__STATED GOAL__.
Below are the entries; count the lines in them that contain the word "icon" and give only the number.

= = = =

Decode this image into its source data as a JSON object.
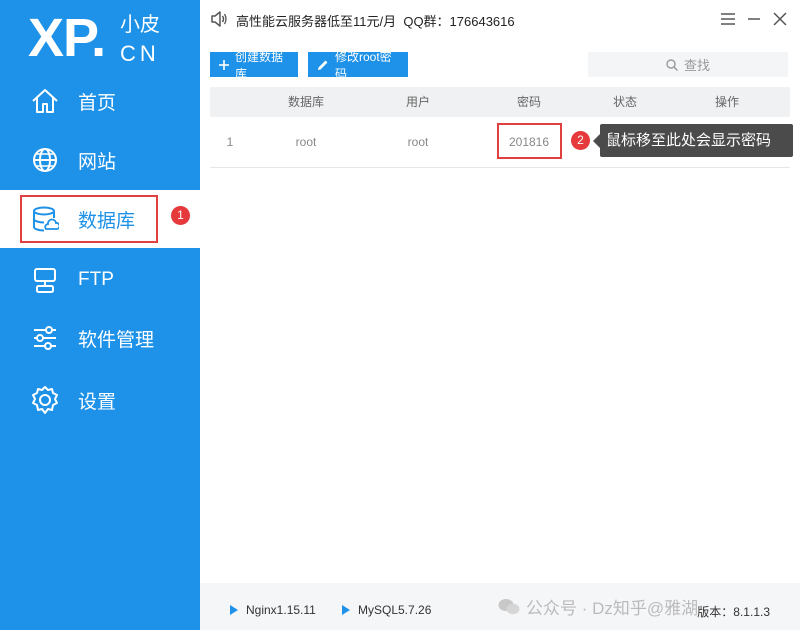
{
  "logo": {
    "big": "XP.",
    "small_top": "小皮",
    "small_bottom": "CN"
  },
  "sidebar": {
    "items": [
      {
        "label": "首页",
        "icon": "home-icon"
      },
      {
        "label": "网站",
        "icon": "globe-icon"
      },
      {
        "label": "数据库",
        "icon": "database-icon",
        "active": true
      },
      {
        "label": "FTP",
        "icon": "ftp-icon"
      },
      {
        "label": "软件管理",
        "icon": "sliders-icon"
      },
      {
        "label": "设置",
        "icon": "gear-icon"
      }
    ],
    "annotation_badge": "1"
  },
  "topbar": {
    "notice": "高性能云服务器低至11元/月  QQ群：176643616"
  },
  "toolbar": {
    "create_label": "创建数据库",
    "modify_label": "修改root密码",
    "search_placeholder": "查找"
  },
  "table": {
    "headers": [
      "数据库",
      "用户",
      "密码",
      "状态",
      "操作"
    ],
    "rows": [
      {
        "index": "1",
        "database": "root",
        "user": "root",
        "password": "201816",
        "status": "",
        "action": ""
      }
    ]
  },
  "annotation": {
    "badge": "2",
    "tooltip": "鼠标移至此处会显示密码"
  },
  "footer": {
    "nginx": "Nginx1.15.11",
    "mysql": "MySQL5.7.26",
    "watermark": "公众号 · Dz知乎@雅湖",
    "version": "版本：8.1.1.3"
  },
  "colors": {
    "accent": "#1e91e8",
    "highlight": "#e04040",
    "tooltip_bg": "#4b4b4b"
  }
}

= = = =

__ANSWER IN FULL__.
6